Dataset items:
======
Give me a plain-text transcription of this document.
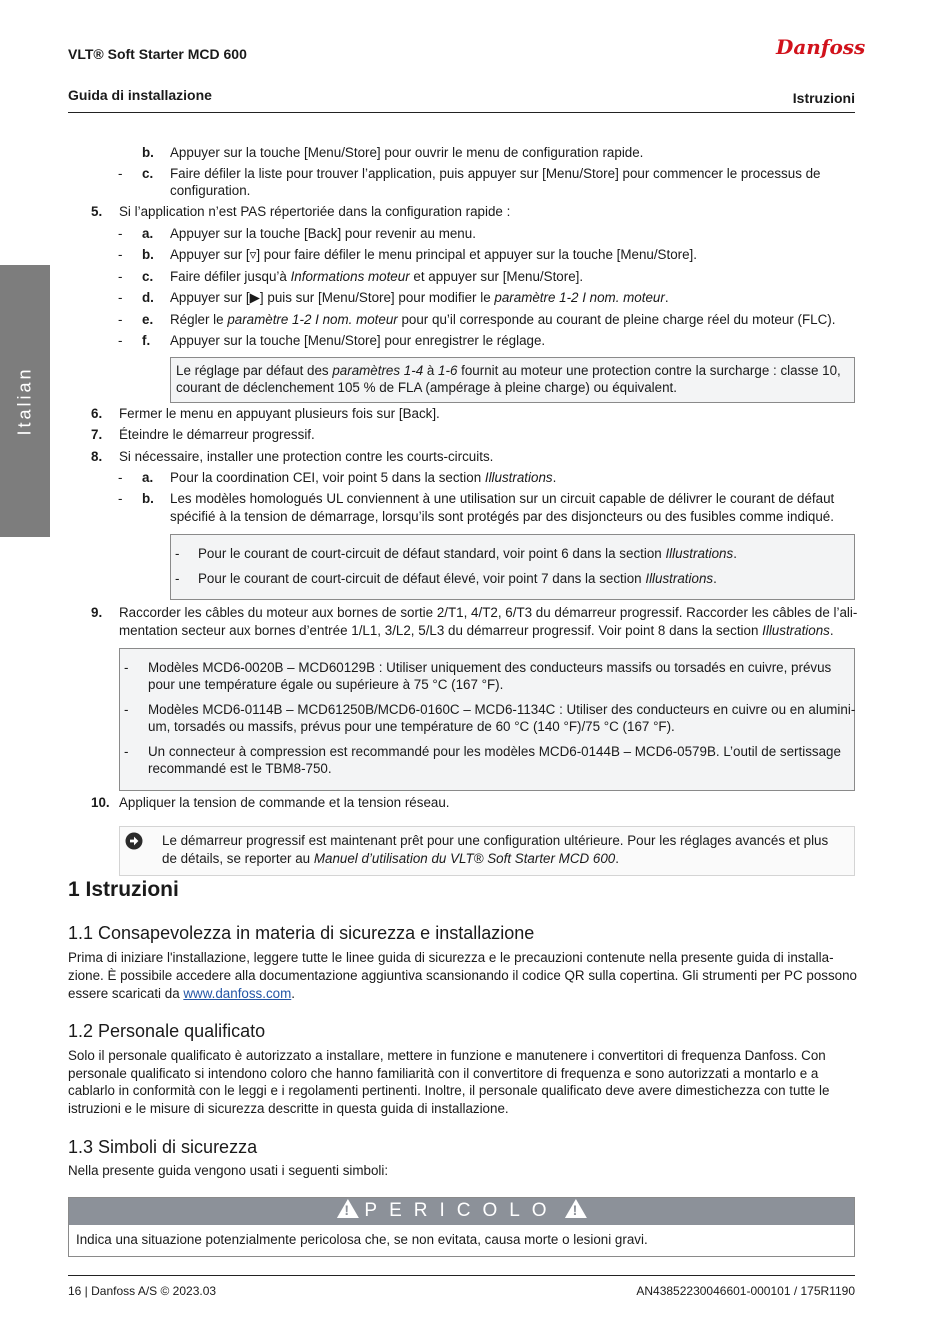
VLT® Soft Starter MCD 600
Guida di installazione	Istruzioni
Danfoss
Italian
b. Appuyer sur la touche [Menu/Store] pour ouvrir le menu de configuration rapide.
- c. Faire défiler la liste pour trouver l’application, puis appuyer sur [Menu/Store] pour commencer le processus de
configuration.
5. Si l’application n’est PAS répertoriée dans la configuration rapide :
- a. Appuyer sur la touche [Back] pour revenir au menu.
- b. Appuyer sur [▿] pour faire défiler le menu principal et appuyer sur la touche [Menu/Store].
- c. Faire défiler jusqu’à Informations moteur et appuyer sur [Menu/Store].
- d. Appuyer sur [▶] puis sur [Menu/Store] pour modifier le paramètre 1-2 I nom. moteur.
- e. Régler le paramètre 1-2 I nom. moteur pour qu’il corresponde au courant de pleine charge réel du moteur (FLC).
- f. Appuyer sur la touche [Menu/Store] pour enregistrer le réglage.
Le réglage par défaut des paramètres 1-4 à 1-6 fournit au moteur une protection contre la surcharge : classe 10,
courant de déclenchement 105 % de FLA (ampérage à pleine charge) ou équivalent.
6. Fermer le menu en appuyant plusieurs fois sur [Back].
7. Éteindre le démarreur progressif.
8. Si nécessaire, installer une protection contre les courts-circuits.
- a. Pour la coordination CEI, voir point 5 dans la section Illustrations.
- b. Les modèles homologués UL conviennent à une utilisation sur un circuit capable de délivrer le courant de défaut
spécifié à la tension de démarrage, lorsqu’ils sont protégés par des disjoncteurs ou des fusibles comme indiqué.
- Pour le courant de court-circuit de défaut standard, voir point 6 dans la section Illustrations.
- Pour le courant de court-circuit de défaut élevé, voir point 7 dans la section Illustrations.
9. Raccorder les câbles du moteur aux bornes de sortie 2/T1, 4/T2, 6/T3 du démarreur progressif. Raccorder les câbles de l’ali-
mentation secteur aux bornes d’entrée 1/L1, 3/L2, 5/L3 du démarreur progressif. Voir point 8 dans la section Illustrations.
- Modèles MCD6-0020B – MCD60129B : Utiliser uniquement des conducteurs massifs ou torsadés en cuivre, prévus
pour une température égale ou supérieure à 75 °C (167 °F).
- Modèles MCD6-0114B – MCD61250B/MCD6-0160C – MCD6-1134C : Utiliser des conducteurs en cuivre ou en alumini-
um, torsadés ou massifs, prévus pour une température de 60 °C (140 °F)/75 °C (167 °F).
- Un connecteur à compression est recommandé pour les modèles MCD6-0144B – MCD6-0579B. L’outil de sertissage
recommandé est le TBM8-750.
10. Appliquer la tension de commande et la tension réseau.
Le démarreur progressif est maintenant prêt pour une configuration ultérieure. Pour les réglages avancés et plus
de détails, se reporter au Manuel d’utilisation du VLT® Soft Starter MCD 600.
1 Istruzioni
1.1 Consapevolezza in materia di sicurezza e installazione
Prima di iniziare l'installazione, leggere tutte le linee guida di sicurezza e le precauzioni contenute nella presente guida di installa-
zione. È possibile accedere alla documentazione aggiuntiva scansionando il codice QR sulla copertina. Gli strumenti per PC possono
essere scaricati da www.danfoss.com.
1.2 Personale qualificato
Solo il personale qualificato è autorizzato a installare, mettere in funzione e manutenere i convertitori di frequenza Danfoss. Con
personale qualificato si intendono coloro che hanno familiarità con il convertitore di frequenza e sono autorizzati a montarlo e a
cablarlo in conformità con le leggi e i regolamenti pertinenti. Inoltre, il personale qualificato deve avere dimestichezza con tutte le
istruzioni e le misure di sicurezza descritte in questa guida di installazione.
1.3 Simboli di sicurezza
Nella presente guida vengono usati i seguenti simboli:
!PERICOLO!
Indica una situazione potenzialmente pericolosa che, se non evitata, causa morte o lesioni gravi.
16 | Danfoss A/S © 2023.03	AN43852230046601-000101 / 175R1190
======
> [What is needed]:
Repeat each entry above word for word, leaving every picture out.

> [Correct answer]:
Give me a plain-text transcription of this document.
VLT® Soft Starter MCD 600
Guida di installazione	Istruzioni
Danfoss
Italian
b. Appuyer sur la touche [Menu/Store] pour ouvrir le menu de configuration rapide.
- c. Faire défiler la liste pour trouver l’application, puis appuyer sur [Menu/Store] pour commencer le processus de
configuration.
5. Si l’application n’est PAS répertoriée dans la configuration rapide :
- a. Appuyer sur la touche [Back] pour revenir au menu.
- b. Appuyer sur [▿] pour faire défiler le menu principal et appuyer sur la touche [Menu/Store].
- c. Faire défiler jusqu’à Informations moteur et appuyer sur [Menu/Store].
- d. Appuyer sur [▶] puis sur [Menu/Store] pour modifier le paramètre 1-2 I nom. moteur.
- e. Régler le paramètre 1-2 I nom. moteur pour qu’il corresponde au courant de pleine charge réel du moteur (FLC).
- f. Appuyer sur la touche [Menu/Store] pour enregistrer le réglage.
Le réglage par défaut des paramètres 1-4 à 1-6 fournit au moteur une protection contre la surcharge : classe 10,
courant de déclenchement 105 % de FLA (ampérage à pleine charge) ou équivalent.
6. Fermer le menu en appuyant plusieurs fois sur [Back].
7. Éteindre le démarreur progressif.
8. Si nécessaire, installer une protection contre les courts-circuits.
- a. Pour la coordination CEI, voir point 5 dans la section Illustrations.
- b. Les modèles homologués UL conviennent à une utilisation sur un circuit capable de délivrer le courant de défaut
spécifié à la tension de démarrage, lorsqu’ils sont protégés par des disjoncteurs ou des fusibles comme indiqué.
- Pour le courant de court-circuit de défaut standard, voir point 6 dans la section Illustrations.
- Pour le courant de court-circuit de défaut élevé, voir point 7 dans la section Illustrations.
9. Raccorder les câbles du moteur aux bornes de sortie 2/T1, 4/T2, 6/T3 du démarreur progressif. Raccorder les câbles de l’ali-
mentation secteur aux bornes d’entrée 1/L1, 3/L2, 5/L3 du démarreur progressif. Voir point 8 dans la section Illustrations.
- Modèles MCD6-0020B – MCD60129B : Utiliser uniquement des conducteurs massifs ou torsadés en cuivre, prévus
pour une température égale ou supérieure à 75 °C (167 °F).
- Modèles MCD6-0114B – MCD61250B/MCD6-0160C – MCD6-1134C : Utiliser des conducteurs en cuivre ou en alumini-
um, torsadés ou massifs, prévus pour une température de 60 °C (140 °F)/75 °C (167 °F).
- Un connecteur à compression est recommandé pour les modèles MCD6-0144B – MCD6-0579B. L’outil de sertissage
recommandé est le TBM8-750.
10. Appliquer la tension de commande et la tension réseau.
Le démarreur progressif est maintenant prêt pour une configuration ultérieure. Pour les réglages avancés et plus
de détails, se reporter au Manuel d’utilisation du VLT® Soft Starter MCD 600.
1 Istruzioni
1.1 Consapevolezza in materia di sicurezza e installazione
Prima di iniziare l'installazione, leggere tutte le linee guida di sicurezza e le precauzioni contenute nella presente guida di installa-
zione. È possibile accedere alla documentazione aggiuntiva scansionando il codice QR sulla copertina. Gli strumenti per PC possono
essere scaricati da www.danfoss.com.
1.2 Personale qualificato
Solo il personale qualificato è autorizzato a installare, mettere in funzione e manutenere i convertitori di frequenza Danfoss. Con
personale qualificato si intendono coloro che hanno familiarità con il convertitore di frequenza e sono autorizzati a montarlo e a
cablarlo in conformità con le leggi e i regolamenti pertinenti. Inoltre, il personale qualificato deve avere dimestichezza con tutte le
istruzioni e le misure di sicurezza descritte in questa guida di installazione.
1.3 Simboli di sicurezza
Nella presente guida vengono usati i seguenti simboli:
!PERICOLO!
Indica una situazione potenzialmente pericolosa che, se non evitata, causa morte o lesioni gravi.
16 | Danfoss A/S © 2023.03	AN43852230046601-000101 / 175R1190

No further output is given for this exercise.